Он часто ездил за границу - учил русскому языку иностранных студентов в Венгрии, Германии, Чехословакии. В Германии одна из студенток спросила его: «Вы нас ненавидите? Мой отец тоже воевал и потерял под Сталиградом ногу» — «Если б я ненавидел вас, то никогда бы сюда не при­ехал. Я приехал учить вас, чтобы вы учили русскому ваших детей и они никогда не задавали таких во­просов».

Семье Лотаревых удивля­лись и немного завидова­ли. Больше полувека ру­ка об руку – общая профессия, об­щие друзья (дом славился хлебо­сольством), общее увлечение (шкафы классики – зарубежной, русской, словарей, исторических романов, фантастики, ЖЗЛ, по­эзии). Настоящий, теплый очаг, ку­да хочется идти после работы. «Не то что у большинства из нас – суета сует, жизнь уходит на выяс­нения отношений», – сказала одна знакомая учительница.

Какие трогательные оды писал он жене в годовщины свадеб! Жаль, что учебники нельзя посвя­щать кому-то, но на всех трех его книгах, хранящихся в доме, есть подписи от руки: «Рыжику, Катеринке, лучшей жене на свете...»

Он воспитал замечательных дочерей и внуков. Ирина и ее муж Виктор – доценты физмата, Татья­на – иняза. На похоронах Лотарева у многих щемило сердце, глядя на его плачущих взрослых внуков: они обожали своего деда, он мно­гому успел их научить. Володя закончил физико-ма­тематическую школу при МГУ, затем сам универси­тет, Ольга пошла по его стопам – эта же школа, а сейчас – третий курс меха­нико-математического фа­культета Московского уни­верситета, Андрей закан­чивает политех. Гордиться Владимиру Константино­вичу было кем.

Мне казалось, что я многое знаю о Лотареве, но в тот день, когда решила проверить свои впечатле­ния, я ушла с работы в по­ловине двенадцатого ночи, опоздав на последний трамвай! Часами разгова­ривала со знакомыми учи­телями, преподавателями вуза, его коллегами, и у каждого был «свой Лота­рев». Но разными словами и с разными примерами все говорили об одном и том же. Настоящий интеллигент, умница, незаурядная личность, рыцарь, солдат, Человек, Учитель учителей. К школьным учителям у него было просто благоговейное, трепетное отношение, особенно к сельским – его знала вся область. Л.Г. Ягодовская, С.А. Цалова, О.А. Грызлова, И.А. Мурашковская – родные школьные литераторы рассказали мне о нем много инте­ресного, ведь в нашу школу он хо­дил как к себе домой, тем более что она находится как раз рядом с его настоящим домом.
┄┄┄┄┄┄┄┄┄┄┄┄┄┄┄┄┄┄┄┄
● **Задание**
Ответьте по тексту о Лотареве на три вопроса.
(a) В каких странах он учил иностранных студентов русскому языку?
(b) Сколько его книг хранится в доме?
(c) Кем работают Ирина и ее муж Виктор?
┄┄┄┄┄┄┄┄┄┄┄┄┄┄┄┄┄┄┄┄
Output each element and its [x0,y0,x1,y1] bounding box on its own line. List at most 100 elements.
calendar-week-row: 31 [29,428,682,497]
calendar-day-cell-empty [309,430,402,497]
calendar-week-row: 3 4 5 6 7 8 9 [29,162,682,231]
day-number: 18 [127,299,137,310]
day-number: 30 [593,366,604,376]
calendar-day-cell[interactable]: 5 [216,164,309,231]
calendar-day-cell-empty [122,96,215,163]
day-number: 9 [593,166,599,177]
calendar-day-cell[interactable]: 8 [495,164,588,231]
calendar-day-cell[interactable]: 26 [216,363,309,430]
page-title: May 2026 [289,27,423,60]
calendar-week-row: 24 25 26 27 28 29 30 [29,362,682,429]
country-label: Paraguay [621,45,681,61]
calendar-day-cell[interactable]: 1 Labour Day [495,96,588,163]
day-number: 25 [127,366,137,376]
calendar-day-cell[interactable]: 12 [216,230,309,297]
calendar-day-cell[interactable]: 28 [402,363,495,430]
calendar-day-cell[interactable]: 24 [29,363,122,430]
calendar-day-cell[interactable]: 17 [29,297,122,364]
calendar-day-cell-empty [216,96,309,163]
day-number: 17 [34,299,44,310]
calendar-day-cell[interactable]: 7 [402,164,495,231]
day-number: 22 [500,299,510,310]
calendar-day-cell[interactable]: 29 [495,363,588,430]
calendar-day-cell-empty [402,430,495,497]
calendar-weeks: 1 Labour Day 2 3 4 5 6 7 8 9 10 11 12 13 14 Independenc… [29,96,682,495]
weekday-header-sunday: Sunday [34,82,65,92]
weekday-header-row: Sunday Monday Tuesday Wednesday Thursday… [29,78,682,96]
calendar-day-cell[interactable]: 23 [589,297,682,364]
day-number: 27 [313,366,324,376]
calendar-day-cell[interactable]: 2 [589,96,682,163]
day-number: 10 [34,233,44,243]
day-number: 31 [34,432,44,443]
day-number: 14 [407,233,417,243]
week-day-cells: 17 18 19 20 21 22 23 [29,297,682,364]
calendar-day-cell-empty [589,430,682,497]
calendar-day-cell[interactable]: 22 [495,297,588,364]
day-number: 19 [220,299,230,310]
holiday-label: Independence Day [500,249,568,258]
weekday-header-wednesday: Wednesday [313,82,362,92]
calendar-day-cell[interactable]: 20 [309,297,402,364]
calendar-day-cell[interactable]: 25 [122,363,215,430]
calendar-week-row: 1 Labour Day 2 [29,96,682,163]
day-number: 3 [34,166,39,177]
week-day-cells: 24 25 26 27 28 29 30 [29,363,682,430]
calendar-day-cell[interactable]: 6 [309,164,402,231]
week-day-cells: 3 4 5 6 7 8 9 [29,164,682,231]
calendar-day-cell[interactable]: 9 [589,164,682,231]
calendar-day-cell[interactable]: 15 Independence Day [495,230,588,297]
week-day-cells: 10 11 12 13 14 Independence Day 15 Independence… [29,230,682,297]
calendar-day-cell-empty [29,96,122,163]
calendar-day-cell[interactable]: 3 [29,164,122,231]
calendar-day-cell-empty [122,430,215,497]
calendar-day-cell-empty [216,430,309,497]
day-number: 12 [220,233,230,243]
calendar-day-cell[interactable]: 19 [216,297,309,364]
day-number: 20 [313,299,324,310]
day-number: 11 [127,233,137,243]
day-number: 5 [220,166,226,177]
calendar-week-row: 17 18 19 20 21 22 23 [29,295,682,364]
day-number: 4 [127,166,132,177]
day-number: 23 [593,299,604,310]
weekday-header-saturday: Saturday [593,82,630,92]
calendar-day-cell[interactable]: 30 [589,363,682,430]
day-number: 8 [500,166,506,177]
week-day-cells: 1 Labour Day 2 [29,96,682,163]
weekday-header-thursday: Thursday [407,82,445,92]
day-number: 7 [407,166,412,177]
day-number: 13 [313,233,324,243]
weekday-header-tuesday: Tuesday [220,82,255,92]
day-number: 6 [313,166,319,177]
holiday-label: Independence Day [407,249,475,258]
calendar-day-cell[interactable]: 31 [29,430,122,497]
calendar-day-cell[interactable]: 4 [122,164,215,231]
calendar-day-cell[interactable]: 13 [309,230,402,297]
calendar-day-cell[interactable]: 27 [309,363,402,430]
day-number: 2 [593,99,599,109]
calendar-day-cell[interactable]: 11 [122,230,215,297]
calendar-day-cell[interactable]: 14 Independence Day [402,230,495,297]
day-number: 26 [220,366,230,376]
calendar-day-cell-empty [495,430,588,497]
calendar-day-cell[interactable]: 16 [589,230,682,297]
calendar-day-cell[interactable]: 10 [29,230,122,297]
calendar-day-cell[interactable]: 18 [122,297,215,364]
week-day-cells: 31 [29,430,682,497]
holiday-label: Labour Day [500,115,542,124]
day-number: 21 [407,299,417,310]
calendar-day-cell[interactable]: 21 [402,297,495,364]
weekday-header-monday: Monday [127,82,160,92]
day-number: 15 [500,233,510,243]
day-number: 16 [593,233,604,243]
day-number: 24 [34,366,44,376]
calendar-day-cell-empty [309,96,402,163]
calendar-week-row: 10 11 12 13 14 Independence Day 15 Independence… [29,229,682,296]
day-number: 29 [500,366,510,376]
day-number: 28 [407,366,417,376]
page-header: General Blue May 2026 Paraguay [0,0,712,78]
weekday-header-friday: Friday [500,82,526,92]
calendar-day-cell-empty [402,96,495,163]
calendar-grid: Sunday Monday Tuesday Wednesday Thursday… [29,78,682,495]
┄┄┄┄┄┄┄┄┄┄┄┄┄┄┄┄┄┄┄┄
● **Ответ**
(a) В Венгрии, Германии и Чехословакии.
(b) Три.
(c) Они доценты физмата.